WHAT TO DO →
Search the material for the string "Code" and copy each line where it occurs.

Extracted data entries:
▽
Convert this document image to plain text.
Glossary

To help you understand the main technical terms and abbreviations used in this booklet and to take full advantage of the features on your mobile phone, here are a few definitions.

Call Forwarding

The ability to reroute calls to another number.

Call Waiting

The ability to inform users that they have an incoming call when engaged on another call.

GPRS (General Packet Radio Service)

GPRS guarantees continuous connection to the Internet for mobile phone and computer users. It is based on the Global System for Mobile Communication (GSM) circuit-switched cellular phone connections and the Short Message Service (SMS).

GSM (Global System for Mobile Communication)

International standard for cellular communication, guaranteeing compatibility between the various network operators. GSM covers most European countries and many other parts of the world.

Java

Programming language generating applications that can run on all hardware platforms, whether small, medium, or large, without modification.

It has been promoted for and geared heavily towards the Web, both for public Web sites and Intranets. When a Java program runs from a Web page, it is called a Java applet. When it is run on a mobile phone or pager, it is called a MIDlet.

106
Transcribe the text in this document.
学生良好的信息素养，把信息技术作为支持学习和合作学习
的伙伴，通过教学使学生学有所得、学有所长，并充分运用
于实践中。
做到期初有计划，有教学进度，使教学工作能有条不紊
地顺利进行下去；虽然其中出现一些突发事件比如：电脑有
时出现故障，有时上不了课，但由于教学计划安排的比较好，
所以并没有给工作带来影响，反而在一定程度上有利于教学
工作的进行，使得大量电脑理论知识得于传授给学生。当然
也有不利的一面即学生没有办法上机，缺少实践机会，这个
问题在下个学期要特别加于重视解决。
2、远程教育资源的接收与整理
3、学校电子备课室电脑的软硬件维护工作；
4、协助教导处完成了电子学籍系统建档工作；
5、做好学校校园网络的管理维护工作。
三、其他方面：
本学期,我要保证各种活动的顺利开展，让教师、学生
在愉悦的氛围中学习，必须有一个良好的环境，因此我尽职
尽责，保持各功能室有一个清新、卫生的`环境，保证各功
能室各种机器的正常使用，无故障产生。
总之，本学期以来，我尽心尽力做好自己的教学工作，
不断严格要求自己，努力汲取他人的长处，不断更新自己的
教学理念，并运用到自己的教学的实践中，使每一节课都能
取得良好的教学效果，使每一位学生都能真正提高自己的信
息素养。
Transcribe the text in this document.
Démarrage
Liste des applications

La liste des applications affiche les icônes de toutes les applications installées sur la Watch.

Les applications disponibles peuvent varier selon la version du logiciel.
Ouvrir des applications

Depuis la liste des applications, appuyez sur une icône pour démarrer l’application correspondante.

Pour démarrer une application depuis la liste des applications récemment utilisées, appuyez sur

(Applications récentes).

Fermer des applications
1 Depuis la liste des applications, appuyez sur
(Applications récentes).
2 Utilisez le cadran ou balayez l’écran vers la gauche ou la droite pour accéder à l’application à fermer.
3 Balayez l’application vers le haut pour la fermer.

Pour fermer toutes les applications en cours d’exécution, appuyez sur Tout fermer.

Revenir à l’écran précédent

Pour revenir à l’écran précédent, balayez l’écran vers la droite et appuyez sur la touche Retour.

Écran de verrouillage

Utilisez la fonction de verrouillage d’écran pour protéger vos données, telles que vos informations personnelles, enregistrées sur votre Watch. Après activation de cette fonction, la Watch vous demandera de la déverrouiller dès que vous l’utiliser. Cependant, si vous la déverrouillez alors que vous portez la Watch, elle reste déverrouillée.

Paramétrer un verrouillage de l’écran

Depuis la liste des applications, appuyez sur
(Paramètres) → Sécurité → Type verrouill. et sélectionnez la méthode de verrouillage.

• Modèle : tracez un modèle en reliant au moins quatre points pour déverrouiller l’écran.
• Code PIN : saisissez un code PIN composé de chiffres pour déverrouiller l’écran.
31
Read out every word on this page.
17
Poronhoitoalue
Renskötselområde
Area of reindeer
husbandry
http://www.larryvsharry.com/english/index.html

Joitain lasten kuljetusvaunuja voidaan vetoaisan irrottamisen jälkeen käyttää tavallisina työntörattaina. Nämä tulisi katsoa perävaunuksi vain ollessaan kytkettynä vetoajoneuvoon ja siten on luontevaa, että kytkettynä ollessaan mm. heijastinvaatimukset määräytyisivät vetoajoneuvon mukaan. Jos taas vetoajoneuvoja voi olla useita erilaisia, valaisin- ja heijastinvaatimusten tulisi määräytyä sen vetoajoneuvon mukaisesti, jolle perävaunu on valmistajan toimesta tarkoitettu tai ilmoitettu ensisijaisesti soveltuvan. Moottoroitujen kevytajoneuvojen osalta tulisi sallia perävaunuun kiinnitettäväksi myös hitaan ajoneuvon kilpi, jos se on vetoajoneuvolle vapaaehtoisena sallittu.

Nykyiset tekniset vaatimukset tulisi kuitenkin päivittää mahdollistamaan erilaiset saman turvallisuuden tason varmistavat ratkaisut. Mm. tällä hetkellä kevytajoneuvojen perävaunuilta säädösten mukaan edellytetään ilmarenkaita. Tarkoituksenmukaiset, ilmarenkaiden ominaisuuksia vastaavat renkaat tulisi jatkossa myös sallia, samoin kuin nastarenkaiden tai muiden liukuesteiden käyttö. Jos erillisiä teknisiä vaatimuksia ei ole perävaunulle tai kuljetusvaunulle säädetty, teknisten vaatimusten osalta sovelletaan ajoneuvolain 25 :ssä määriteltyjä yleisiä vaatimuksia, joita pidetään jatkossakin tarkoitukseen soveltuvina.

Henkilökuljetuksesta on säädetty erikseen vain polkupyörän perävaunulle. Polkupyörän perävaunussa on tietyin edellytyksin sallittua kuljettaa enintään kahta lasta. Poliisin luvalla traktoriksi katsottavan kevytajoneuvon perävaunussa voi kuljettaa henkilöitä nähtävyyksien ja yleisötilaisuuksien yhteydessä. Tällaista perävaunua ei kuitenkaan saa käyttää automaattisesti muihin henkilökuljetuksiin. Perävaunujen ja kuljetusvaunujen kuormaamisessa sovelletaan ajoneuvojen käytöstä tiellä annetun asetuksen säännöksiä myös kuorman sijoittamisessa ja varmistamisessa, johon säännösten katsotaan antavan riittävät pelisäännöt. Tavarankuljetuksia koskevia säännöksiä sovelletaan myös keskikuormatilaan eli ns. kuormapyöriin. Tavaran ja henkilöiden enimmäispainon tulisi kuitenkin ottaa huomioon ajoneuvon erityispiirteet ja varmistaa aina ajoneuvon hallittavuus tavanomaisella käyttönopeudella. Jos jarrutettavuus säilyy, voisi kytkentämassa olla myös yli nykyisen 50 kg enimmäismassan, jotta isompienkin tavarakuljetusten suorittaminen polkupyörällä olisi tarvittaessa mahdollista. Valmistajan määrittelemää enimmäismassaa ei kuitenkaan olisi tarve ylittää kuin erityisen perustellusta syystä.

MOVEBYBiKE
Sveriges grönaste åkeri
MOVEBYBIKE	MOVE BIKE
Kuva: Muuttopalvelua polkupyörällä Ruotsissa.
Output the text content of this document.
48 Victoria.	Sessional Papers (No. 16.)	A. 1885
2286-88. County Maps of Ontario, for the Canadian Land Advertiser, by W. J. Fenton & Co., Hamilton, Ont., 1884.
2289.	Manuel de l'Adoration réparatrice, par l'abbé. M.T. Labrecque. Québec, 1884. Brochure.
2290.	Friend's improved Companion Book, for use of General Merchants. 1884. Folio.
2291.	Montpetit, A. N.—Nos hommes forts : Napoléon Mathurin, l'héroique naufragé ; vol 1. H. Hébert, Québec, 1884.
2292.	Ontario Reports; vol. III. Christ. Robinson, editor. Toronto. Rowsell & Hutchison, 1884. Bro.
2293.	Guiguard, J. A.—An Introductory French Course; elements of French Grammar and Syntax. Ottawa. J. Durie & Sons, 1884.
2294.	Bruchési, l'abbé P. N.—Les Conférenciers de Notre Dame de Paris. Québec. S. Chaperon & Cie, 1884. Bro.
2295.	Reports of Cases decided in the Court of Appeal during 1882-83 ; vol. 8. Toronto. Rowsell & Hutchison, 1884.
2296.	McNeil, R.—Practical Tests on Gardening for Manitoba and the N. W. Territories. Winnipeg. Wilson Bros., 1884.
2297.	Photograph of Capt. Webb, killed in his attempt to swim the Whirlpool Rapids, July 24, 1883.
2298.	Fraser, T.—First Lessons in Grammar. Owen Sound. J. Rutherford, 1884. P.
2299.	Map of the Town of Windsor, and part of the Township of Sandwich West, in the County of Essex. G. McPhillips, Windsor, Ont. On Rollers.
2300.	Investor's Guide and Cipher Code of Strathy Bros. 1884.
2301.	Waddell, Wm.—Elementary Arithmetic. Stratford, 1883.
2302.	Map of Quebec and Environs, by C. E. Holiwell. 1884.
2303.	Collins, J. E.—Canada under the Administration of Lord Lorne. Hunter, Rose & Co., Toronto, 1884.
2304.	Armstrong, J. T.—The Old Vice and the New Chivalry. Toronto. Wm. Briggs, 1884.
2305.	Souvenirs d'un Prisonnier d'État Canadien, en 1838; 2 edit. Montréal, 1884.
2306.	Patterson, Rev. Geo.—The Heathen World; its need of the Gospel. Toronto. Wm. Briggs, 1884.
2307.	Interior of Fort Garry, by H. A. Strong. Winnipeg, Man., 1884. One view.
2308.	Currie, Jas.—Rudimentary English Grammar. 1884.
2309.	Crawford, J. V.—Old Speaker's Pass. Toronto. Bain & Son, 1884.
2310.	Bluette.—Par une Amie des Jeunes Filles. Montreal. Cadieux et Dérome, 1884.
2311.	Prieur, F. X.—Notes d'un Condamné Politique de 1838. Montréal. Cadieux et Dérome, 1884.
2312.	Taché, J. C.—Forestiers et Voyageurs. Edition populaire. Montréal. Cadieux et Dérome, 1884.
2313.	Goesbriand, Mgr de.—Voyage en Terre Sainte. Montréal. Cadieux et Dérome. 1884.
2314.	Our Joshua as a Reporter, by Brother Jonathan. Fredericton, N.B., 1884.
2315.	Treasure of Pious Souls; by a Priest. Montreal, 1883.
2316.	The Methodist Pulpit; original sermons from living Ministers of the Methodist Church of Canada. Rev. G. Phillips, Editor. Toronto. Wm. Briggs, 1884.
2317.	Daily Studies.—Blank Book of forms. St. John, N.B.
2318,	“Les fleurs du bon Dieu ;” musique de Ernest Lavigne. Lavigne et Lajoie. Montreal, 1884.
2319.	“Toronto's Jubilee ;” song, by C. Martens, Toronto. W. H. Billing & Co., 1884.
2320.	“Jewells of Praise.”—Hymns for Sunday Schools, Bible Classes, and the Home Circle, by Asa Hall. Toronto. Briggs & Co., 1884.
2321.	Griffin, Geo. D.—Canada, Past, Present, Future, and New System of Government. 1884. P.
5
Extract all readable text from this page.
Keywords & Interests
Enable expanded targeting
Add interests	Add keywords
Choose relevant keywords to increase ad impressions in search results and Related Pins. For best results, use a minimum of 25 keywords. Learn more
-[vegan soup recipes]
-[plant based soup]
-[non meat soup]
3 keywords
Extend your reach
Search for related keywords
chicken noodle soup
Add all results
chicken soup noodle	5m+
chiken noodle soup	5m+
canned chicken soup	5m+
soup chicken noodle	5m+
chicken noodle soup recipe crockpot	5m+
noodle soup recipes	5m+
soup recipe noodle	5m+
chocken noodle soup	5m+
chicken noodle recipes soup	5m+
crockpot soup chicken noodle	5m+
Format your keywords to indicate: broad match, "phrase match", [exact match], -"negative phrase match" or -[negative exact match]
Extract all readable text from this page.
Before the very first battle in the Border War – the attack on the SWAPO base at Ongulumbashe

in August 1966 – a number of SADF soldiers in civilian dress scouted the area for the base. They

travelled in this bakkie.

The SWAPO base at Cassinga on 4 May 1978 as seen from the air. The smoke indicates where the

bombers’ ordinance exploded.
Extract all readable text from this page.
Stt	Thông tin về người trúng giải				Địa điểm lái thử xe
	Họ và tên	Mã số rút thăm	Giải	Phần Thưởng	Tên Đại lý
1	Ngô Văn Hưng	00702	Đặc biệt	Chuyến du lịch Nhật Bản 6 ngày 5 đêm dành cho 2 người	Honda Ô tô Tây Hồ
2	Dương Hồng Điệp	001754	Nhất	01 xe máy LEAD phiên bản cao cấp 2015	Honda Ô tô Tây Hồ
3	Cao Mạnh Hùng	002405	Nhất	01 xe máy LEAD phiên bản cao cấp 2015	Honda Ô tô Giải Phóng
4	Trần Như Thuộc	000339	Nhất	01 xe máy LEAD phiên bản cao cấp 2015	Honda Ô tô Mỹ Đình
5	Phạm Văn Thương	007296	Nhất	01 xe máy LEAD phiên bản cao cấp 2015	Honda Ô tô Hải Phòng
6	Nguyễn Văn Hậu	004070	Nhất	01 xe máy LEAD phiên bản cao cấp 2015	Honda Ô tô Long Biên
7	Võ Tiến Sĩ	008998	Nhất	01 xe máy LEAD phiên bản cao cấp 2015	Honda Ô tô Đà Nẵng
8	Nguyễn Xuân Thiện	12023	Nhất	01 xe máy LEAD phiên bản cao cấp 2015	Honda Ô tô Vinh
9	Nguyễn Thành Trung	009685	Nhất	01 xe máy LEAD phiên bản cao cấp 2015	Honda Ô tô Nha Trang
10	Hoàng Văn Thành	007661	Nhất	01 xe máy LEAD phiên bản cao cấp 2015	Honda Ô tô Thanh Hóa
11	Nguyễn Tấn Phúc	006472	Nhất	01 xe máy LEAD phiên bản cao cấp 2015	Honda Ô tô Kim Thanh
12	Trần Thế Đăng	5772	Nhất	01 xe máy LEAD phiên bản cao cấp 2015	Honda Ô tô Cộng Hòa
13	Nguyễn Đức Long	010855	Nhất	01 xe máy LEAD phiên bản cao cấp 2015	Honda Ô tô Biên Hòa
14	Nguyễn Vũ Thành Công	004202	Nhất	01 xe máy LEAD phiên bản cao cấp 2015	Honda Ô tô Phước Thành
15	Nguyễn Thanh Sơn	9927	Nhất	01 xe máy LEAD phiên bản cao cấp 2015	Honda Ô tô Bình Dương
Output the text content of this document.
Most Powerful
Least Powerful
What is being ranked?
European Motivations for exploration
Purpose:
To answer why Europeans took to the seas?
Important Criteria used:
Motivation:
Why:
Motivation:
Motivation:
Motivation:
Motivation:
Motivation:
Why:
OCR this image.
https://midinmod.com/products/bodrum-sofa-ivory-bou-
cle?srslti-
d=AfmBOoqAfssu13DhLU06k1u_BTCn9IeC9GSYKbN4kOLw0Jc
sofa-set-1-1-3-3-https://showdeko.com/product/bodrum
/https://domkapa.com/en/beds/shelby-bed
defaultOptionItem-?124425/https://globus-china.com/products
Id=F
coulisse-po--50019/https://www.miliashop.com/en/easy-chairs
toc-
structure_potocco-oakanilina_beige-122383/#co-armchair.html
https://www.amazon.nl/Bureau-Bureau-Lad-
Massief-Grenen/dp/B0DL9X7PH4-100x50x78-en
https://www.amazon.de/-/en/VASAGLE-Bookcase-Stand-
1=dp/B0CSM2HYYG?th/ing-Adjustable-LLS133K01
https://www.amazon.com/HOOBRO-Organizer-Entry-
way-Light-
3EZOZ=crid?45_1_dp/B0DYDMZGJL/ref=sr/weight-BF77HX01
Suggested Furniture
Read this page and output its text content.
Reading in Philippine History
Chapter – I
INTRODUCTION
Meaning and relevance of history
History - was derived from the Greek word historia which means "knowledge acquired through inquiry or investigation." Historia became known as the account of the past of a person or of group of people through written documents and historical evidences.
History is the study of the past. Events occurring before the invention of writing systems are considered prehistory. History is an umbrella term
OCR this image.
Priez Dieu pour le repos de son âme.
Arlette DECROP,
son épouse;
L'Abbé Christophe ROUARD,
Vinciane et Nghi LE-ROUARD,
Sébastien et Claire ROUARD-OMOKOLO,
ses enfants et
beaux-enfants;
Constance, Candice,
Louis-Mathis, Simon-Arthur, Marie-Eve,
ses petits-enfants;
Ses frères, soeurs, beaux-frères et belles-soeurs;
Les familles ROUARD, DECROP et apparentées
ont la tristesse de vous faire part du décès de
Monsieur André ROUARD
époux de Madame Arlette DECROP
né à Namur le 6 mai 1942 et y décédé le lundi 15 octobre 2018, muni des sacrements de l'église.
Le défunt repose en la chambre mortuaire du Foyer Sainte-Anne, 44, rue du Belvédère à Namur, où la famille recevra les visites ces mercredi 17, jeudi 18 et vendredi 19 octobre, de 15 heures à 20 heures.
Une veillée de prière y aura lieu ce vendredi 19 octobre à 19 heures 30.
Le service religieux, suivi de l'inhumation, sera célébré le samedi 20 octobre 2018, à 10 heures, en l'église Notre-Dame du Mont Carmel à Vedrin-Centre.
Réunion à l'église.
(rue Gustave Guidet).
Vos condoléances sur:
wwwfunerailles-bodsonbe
△
OUTPUT →
• Code PIN : saisissez un code PIN composé de chiffres pour déverrouiller l’écran.
2300.	Investor's Guide and Cipher Code of Strathy Bros. 1884.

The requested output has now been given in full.